Count the lines of the data that have the word "authority", then report the number without anything else.

....

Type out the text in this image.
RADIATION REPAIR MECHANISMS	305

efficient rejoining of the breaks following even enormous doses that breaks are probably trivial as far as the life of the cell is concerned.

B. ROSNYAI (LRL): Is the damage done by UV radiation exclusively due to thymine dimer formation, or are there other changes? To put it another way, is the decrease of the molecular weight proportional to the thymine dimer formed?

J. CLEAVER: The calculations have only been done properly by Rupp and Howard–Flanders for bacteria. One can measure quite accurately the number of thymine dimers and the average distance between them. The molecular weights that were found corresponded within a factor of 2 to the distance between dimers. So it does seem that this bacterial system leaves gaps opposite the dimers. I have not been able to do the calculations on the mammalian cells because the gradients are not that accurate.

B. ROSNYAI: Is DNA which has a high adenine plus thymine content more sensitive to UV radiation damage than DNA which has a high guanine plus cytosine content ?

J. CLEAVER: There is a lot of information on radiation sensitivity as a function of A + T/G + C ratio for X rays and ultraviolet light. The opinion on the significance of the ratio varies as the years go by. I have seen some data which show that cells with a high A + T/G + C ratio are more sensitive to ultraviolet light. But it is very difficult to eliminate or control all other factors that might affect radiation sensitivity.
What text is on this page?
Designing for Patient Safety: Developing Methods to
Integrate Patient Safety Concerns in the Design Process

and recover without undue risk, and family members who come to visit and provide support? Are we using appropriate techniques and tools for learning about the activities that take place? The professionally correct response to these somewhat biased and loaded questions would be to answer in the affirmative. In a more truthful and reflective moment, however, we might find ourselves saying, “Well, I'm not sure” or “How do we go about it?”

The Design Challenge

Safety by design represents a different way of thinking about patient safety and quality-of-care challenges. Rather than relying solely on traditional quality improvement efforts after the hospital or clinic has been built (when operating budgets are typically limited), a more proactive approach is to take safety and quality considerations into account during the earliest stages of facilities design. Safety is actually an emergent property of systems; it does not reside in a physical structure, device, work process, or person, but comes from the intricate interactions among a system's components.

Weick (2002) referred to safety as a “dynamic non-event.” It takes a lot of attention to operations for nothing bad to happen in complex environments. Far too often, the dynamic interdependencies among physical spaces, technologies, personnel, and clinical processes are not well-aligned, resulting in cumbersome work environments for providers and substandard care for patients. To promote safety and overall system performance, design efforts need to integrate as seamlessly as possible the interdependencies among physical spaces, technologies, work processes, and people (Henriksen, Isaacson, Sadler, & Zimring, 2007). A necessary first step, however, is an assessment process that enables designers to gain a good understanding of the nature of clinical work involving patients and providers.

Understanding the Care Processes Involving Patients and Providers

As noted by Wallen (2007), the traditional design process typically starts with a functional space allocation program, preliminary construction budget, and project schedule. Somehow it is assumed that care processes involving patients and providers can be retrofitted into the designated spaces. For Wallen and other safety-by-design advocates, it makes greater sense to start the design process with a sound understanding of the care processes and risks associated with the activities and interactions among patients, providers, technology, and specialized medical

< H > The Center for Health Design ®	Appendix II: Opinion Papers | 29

....

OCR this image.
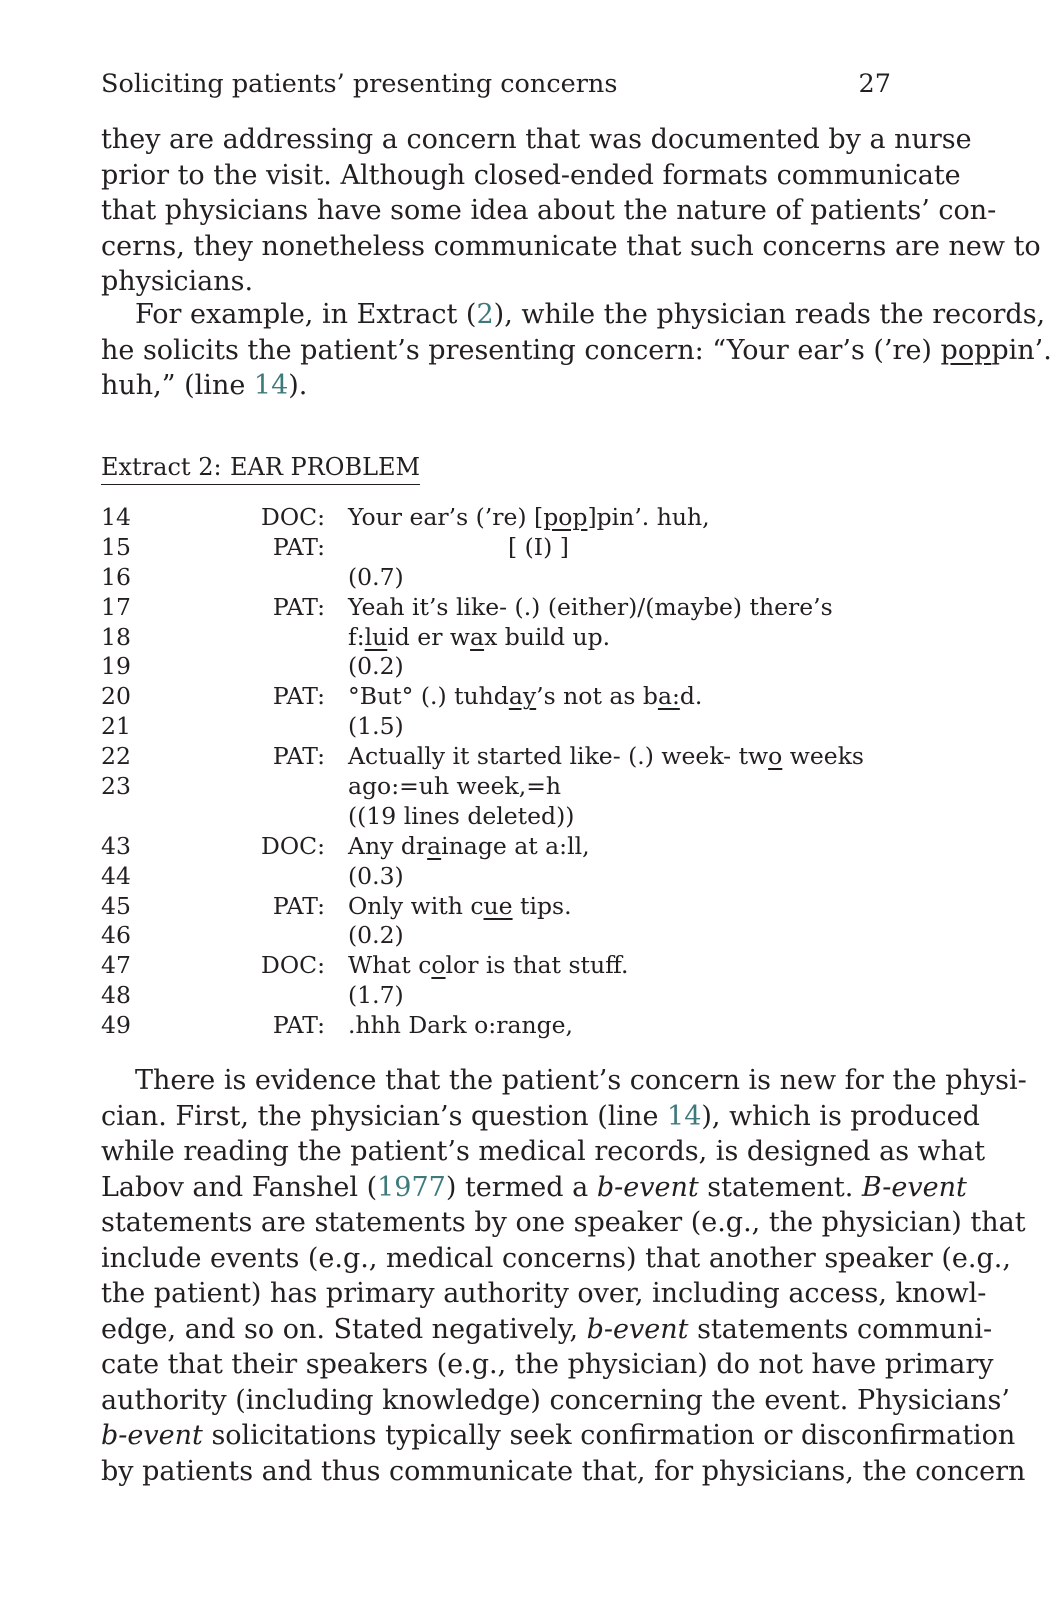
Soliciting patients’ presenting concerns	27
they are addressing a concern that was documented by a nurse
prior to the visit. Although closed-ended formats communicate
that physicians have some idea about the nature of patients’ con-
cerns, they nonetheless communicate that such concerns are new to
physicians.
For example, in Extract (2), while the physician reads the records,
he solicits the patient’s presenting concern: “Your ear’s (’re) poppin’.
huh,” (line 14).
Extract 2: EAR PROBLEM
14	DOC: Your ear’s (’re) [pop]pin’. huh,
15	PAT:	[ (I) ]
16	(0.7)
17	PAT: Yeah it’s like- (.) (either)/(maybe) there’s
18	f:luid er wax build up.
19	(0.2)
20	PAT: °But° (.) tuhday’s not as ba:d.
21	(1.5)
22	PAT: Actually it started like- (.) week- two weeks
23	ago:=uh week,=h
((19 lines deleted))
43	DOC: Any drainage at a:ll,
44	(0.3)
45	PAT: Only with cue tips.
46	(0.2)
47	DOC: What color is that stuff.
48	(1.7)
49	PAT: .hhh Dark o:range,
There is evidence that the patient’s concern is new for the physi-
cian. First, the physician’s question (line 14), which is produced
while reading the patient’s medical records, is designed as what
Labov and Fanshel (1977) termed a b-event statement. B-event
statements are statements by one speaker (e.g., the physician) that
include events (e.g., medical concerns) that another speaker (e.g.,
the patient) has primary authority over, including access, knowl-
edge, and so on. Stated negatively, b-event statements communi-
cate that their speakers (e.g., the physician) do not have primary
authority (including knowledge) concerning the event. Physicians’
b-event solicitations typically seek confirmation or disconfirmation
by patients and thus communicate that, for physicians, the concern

....

> The completed task: 2